§ **AVAILABLE RECORDS**:
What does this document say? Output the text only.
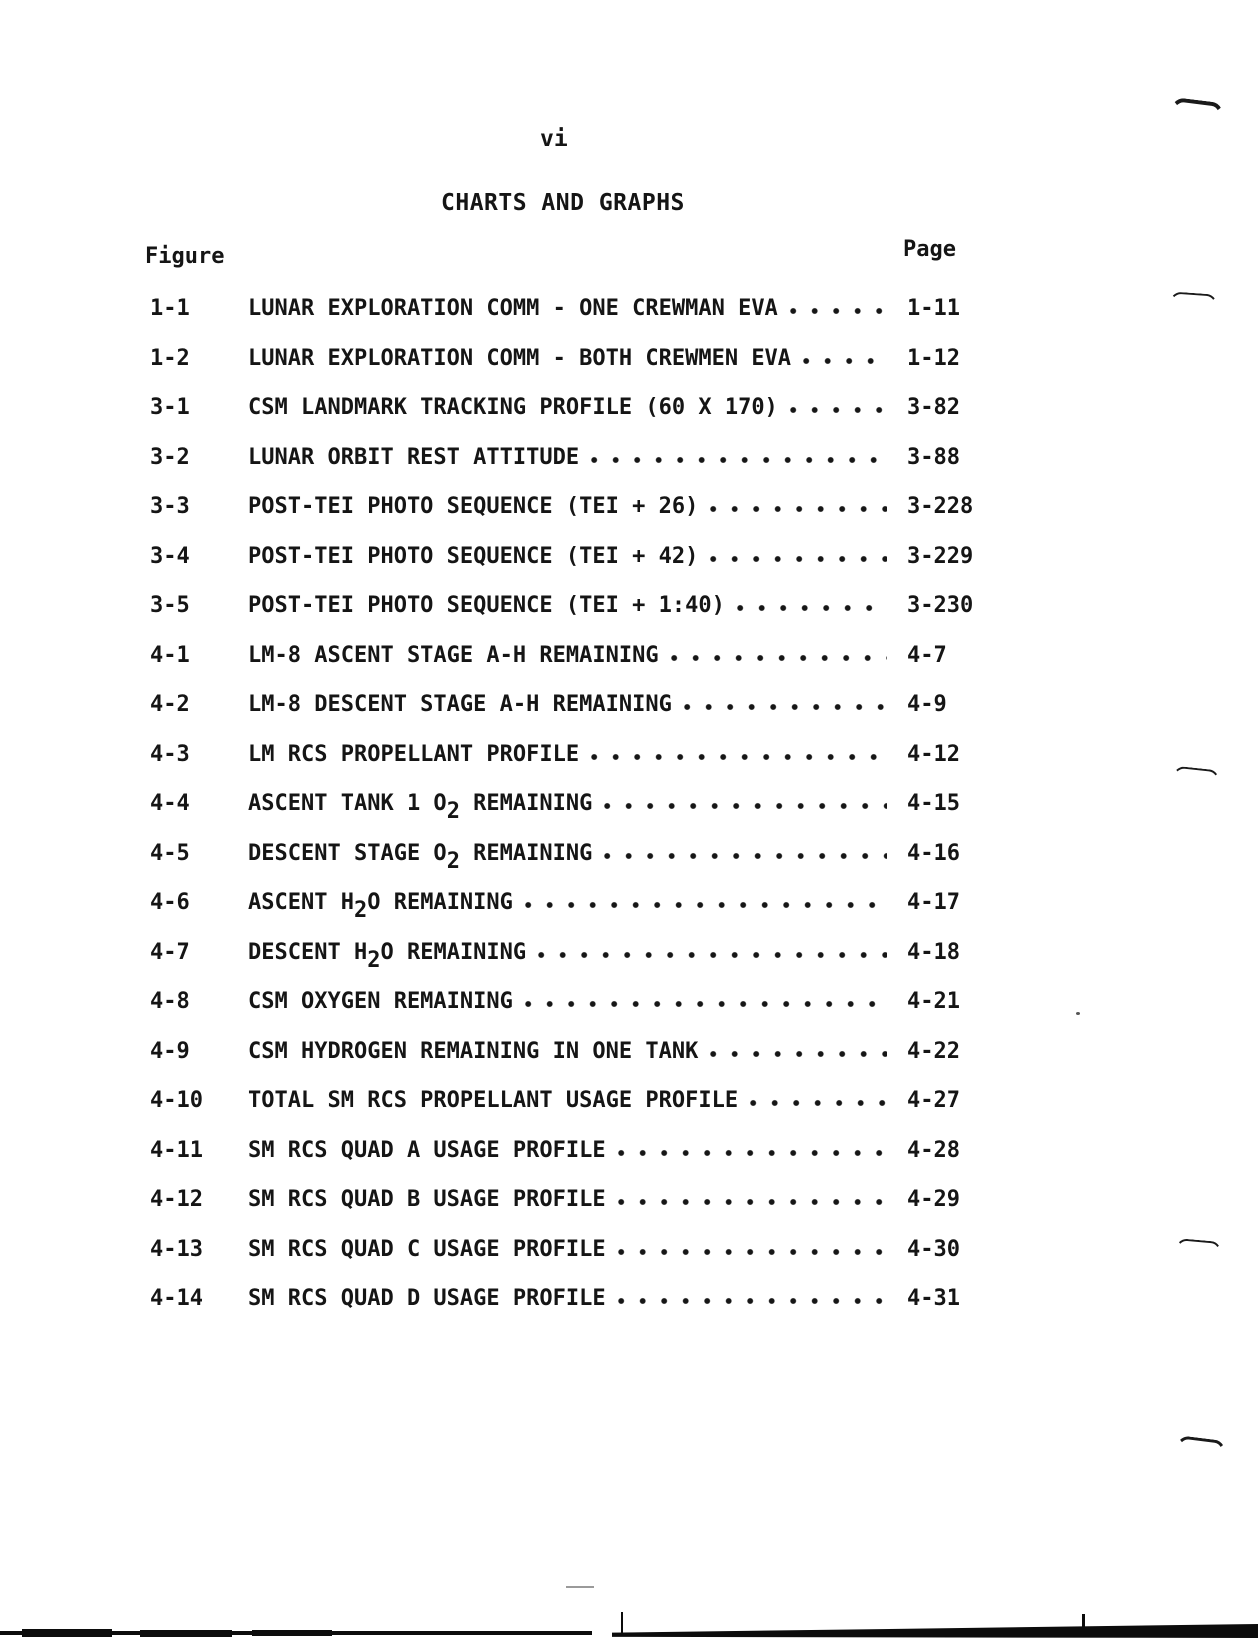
vi
CHARTS AND GRAPHS
Figure	Page
1-1	LUNAR EXPLORATION COMM - ONE CREWMAN EVA	1-11
1-2	LUNAR EXPLORATION COMM - BOTH CREWMEN EVA	1-12
3-1	CSM LANDMARK TRACKING PROFILE (60 X 170)	3-82
3-2	LUNAR ORBIT REST ATTITUDE	3-88
3-3	POST-TEI PHOTO SEQUENCE (TEI + 26)	3-228
3-4	POST-TEI PHOTO SEQUENCE (TEI + 42)	3-229
3-5	POST-TEI PHOTO SEQUENCE (TEI + 1:40)	3-230
4-1	LM-8 ASCENT STAGE A-H REMAINING	4-7
4-2	LM-8 DESCENT STAGE A-H REMAINING	4-9
4-3	LM RCS PROPELLANT PROFILE	4-12
4-4	ASCENT TANK 1 O2 REMAINING	4-15
4-5	DESCENT STAGE O2 REMAINING	4-16
4-6	ASCENT H2O REMAINING	4-17
4-7	DESCENT H2O REMAINING	4-18
4-8	CSM OXYGEN REMAINING	4-21
4-9	CSM HYDROGEN REMAINING IN ONE TANK	4-22
4-10	TOTAL SM RCS PROPELLANT USAGE PROFILE	4-27
4-11	SM RCS QUAD A USAGE PROFILE	4-28
4-12	SM RCS QUAD B USAGE PROFILE	4-29
4-13	SM RCS QUAD C USAGE PROFILE	4-30
4-14	SM RCS QUAD D USAGE PROFILE	4-31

§ **GIVEN TASK**: Pull out every line containing "COMM".

§ **OUTPUT FOR THIS EXERCISE**:
1-1	LUNAR EXPLORATION COMM - ONE CREWMAN EVA	1-11
1-2	LUNAR EXPLORATION COMM - BOTH CREWMEN EVA	1-12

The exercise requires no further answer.